[Begin RECORDS SUPPLIED]
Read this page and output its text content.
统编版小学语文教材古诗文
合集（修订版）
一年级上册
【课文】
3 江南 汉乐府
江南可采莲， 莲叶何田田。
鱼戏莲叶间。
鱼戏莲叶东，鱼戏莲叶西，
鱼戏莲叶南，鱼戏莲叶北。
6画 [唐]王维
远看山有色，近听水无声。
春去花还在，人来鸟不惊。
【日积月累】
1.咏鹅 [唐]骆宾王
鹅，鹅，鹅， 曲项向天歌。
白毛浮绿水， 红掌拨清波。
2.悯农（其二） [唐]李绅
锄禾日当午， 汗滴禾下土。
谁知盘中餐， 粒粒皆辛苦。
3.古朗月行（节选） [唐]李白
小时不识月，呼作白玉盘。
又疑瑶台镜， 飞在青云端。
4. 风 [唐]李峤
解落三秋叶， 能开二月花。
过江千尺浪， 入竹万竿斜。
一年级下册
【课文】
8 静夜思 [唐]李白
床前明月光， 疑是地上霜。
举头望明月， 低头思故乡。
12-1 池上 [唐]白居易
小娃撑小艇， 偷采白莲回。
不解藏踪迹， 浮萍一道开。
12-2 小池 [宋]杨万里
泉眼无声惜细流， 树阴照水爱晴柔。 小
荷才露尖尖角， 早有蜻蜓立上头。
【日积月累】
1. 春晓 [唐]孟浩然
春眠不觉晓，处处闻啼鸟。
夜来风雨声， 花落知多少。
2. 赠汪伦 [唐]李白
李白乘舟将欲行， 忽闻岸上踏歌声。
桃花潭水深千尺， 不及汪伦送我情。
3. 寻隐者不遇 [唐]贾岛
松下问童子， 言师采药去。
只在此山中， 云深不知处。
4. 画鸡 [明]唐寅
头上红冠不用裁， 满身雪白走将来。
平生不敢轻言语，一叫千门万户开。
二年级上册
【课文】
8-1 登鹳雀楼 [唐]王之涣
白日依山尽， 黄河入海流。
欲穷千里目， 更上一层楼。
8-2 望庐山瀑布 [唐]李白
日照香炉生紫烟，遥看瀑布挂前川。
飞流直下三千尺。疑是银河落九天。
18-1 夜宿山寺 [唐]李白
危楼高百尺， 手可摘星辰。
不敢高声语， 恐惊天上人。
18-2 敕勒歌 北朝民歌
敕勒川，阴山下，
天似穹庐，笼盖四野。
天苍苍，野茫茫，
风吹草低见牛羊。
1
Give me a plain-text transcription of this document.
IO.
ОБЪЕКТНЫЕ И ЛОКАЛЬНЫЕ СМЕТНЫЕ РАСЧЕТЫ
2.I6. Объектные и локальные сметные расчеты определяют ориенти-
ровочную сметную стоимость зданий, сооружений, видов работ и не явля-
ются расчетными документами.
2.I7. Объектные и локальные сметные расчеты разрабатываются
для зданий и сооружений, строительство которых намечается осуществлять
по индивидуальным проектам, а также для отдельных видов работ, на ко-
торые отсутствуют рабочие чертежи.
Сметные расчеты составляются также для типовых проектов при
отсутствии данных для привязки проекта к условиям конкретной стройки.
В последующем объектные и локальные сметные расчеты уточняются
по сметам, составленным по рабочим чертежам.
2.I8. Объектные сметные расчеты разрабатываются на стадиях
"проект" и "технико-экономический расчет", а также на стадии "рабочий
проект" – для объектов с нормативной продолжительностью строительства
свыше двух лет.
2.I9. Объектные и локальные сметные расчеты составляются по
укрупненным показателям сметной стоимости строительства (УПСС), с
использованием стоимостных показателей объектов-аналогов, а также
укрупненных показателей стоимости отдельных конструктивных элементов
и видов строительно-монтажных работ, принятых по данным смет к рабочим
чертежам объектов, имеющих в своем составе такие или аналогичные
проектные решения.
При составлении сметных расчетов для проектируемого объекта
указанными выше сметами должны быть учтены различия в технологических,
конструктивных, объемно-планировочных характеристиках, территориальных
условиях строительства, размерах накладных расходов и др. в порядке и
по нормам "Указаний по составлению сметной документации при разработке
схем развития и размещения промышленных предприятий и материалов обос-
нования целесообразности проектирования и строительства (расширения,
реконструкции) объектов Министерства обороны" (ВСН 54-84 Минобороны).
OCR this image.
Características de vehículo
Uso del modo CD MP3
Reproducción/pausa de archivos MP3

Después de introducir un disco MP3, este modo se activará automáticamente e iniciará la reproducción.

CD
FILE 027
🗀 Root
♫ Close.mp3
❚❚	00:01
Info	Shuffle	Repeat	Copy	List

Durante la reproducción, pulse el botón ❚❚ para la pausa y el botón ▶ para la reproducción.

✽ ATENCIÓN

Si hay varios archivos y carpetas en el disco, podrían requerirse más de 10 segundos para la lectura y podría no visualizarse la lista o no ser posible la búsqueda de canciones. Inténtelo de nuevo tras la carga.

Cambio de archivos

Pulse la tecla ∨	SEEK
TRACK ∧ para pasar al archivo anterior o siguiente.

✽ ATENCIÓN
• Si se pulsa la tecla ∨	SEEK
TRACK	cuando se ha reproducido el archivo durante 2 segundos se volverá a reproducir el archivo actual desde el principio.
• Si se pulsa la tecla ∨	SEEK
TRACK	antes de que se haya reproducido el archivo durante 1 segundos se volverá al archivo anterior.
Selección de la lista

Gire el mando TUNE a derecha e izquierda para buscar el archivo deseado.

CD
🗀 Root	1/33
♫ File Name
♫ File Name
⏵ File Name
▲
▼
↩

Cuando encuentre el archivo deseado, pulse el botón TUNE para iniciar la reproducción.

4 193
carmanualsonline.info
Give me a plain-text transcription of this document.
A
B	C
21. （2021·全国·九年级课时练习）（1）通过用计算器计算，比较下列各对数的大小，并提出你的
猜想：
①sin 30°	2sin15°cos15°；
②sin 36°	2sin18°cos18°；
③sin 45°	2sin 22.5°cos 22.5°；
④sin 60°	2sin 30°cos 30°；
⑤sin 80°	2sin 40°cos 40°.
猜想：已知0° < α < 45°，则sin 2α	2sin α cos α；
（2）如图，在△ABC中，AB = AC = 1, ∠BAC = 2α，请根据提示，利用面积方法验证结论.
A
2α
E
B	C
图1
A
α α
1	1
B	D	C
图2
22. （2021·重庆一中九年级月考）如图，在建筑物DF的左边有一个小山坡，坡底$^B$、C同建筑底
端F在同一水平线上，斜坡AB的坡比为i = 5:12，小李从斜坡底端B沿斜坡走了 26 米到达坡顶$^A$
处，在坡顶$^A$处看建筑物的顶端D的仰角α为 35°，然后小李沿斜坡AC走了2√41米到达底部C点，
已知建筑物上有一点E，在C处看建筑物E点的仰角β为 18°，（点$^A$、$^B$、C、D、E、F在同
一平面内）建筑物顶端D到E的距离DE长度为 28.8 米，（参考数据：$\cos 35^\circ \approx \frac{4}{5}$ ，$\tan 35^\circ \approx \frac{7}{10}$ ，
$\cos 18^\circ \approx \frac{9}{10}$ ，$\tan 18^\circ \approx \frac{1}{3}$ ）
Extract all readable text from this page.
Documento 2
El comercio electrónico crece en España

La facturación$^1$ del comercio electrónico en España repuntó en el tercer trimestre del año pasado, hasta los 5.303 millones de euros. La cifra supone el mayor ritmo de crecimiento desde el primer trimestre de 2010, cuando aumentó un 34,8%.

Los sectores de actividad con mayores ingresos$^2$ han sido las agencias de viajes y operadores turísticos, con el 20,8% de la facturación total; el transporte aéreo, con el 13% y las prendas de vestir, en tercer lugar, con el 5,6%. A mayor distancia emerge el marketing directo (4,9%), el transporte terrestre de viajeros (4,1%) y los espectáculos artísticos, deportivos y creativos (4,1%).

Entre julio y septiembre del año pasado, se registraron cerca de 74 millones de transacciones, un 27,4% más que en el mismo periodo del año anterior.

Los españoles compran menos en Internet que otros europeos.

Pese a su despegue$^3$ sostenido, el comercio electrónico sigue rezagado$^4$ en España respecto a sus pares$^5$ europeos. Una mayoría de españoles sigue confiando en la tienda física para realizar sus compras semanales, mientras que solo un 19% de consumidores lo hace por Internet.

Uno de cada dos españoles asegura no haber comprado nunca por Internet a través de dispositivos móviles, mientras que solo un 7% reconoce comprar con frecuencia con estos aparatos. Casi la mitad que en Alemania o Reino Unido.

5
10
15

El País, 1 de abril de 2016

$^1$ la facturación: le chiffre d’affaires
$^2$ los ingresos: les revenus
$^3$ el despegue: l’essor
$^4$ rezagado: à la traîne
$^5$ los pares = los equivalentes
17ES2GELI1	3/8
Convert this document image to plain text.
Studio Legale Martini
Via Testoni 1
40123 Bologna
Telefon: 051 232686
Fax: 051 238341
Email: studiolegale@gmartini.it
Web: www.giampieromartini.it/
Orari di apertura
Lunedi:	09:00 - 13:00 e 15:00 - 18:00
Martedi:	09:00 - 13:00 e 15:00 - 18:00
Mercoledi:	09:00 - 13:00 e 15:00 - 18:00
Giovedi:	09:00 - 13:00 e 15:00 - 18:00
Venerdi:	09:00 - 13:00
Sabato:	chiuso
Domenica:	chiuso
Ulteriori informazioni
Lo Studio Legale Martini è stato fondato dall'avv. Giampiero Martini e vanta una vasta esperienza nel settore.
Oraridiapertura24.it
[End RECORDS SUPPLIED]
**THE REQUEST**
Search the entries for the word "comercio" and copy every line that has it.

**FINISHED EXERCISE**
El comercio electrónico crece en España
La facturación$^1$ del comercio electrónico en España repuntó en el tercer trimestre del año pasado, hasta los 5.303 millones de euros. La cifra supone el mayor ritmo de crecimiento desde el primer trimestre de 2010, cuando aumentó un 34,8%.
Pese a su despegue$^3$ sostenido, el comercio electrónico sigue rezagado$^4$ en España respecto a sus pares$^5$ europeos. Una mayoría de españoles sigue confiando en la tienda física para realizar sus compras semanales, mientras que solo un 19% de consumidores lo hace por Internet.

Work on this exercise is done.